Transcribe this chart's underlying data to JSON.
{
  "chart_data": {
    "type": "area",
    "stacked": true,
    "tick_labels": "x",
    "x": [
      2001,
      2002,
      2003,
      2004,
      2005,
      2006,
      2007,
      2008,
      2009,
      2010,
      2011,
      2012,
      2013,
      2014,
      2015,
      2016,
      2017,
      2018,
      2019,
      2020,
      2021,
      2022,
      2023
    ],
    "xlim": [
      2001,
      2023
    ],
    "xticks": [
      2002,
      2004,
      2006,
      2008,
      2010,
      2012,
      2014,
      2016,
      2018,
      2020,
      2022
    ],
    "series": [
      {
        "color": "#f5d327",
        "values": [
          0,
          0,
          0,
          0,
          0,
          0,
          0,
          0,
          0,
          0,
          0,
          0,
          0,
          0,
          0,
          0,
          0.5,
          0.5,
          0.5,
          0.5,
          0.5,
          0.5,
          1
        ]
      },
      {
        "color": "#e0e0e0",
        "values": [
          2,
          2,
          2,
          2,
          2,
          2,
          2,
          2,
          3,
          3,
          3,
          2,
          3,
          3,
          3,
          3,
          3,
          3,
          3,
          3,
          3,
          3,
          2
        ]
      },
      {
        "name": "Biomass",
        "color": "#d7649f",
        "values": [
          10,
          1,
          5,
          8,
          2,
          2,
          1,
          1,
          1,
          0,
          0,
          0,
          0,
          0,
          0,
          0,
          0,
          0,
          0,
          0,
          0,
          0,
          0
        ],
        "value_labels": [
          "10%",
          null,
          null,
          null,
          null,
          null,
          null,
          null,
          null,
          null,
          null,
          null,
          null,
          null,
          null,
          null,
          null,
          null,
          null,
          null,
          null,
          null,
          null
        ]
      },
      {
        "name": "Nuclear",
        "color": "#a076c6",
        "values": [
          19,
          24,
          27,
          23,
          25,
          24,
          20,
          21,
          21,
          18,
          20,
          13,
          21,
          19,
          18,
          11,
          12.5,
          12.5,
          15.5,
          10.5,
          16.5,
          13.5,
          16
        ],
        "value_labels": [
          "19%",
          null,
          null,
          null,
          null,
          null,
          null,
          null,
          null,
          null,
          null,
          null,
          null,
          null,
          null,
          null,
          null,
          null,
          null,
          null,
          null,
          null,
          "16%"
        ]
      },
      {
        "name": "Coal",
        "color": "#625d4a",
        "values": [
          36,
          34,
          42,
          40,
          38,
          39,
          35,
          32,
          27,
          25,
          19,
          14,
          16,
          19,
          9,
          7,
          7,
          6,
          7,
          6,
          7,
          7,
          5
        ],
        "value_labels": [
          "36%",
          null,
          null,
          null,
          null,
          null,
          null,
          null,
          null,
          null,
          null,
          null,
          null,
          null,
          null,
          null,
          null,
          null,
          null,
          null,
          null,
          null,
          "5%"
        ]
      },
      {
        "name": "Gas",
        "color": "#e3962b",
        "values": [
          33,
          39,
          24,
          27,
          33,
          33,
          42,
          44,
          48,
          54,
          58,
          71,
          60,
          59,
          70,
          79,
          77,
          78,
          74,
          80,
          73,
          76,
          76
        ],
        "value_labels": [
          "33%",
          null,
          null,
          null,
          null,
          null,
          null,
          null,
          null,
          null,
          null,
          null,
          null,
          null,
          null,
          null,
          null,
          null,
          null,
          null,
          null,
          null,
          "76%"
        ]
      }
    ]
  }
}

---+---

**WHAT YOU HAVE TO DO:** Copy out every line from the records that has the word "name".

**TASK RESULT:**
        "name": "Biomass",
        "name": "Nuclear",
        "name": "Coal",
        "name": "Gas",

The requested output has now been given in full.